## EXERCISE DIRECTIONS
Gather the lines that hold the string "name".

--------------------

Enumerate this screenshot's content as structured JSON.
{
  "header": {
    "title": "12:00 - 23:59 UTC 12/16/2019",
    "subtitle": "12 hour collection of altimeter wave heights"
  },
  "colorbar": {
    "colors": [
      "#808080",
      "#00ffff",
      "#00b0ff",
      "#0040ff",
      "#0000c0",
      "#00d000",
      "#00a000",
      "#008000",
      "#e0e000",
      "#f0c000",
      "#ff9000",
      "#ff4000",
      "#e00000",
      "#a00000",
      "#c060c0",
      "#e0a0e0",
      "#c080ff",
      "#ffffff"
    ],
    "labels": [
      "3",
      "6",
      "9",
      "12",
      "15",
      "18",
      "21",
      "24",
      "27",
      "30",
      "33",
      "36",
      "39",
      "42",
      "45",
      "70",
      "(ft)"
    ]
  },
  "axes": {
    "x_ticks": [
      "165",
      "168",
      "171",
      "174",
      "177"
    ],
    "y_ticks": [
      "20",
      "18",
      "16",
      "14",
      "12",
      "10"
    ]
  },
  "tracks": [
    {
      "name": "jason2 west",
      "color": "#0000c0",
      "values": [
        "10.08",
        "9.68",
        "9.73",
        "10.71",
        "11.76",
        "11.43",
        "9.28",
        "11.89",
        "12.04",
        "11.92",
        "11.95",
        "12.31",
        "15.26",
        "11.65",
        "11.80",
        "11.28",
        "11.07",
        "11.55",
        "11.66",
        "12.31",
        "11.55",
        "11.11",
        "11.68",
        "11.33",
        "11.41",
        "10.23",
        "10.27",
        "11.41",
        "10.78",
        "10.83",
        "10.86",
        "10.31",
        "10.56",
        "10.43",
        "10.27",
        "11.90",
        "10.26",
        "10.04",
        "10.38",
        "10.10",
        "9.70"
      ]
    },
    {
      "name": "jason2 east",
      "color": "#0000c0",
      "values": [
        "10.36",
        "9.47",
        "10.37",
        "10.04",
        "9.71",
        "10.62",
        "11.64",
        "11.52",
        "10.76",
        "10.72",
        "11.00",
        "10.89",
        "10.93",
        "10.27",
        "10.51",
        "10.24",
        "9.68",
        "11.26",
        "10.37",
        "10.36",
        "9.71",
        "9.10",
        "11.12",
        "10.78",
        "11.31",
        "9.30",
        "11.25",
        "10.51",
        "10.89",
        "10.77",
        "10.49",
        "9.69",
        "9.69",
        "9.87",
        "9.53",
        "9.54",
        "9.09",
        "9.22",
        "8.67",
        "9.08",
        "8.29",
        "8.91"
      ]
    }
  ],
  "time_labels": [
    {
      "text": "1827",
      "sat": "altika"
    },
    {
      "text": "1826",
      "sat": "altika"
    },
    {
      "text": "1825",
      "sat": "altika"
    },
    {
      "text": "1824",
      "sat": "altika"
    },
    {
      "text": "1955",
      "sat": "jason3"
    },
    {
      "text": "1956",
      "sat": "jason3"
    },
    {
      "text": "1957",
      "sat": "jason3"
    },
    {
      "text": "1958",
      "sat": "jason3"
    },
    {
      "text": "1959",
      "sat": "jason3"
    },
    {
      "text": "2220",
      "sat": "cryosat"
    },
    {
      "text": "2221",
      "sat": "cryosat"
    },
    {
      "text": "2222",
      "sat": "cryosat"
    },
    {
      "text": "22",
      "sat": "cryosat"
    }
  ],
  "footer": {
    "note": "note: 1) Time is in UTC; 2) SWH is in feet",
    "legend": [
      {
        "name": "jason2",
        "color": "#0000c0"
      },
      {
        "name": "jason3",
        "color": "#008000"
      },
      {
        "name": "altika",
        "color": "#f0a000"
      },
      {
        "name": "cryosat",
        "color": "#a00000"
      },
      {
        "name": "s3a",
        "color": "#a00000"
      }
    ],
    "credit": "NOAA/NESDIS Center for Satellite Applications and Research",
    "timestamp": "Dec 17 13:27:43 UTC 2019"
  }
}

--------------------

## RESULT OF THIS TASK
      "name": "jason2 west",
      "name": "jason2 east",
        "name": "jason2",
        "name": "jason3",
        "name": "altika",
        "name": "cryosat",
        "name": "s3a",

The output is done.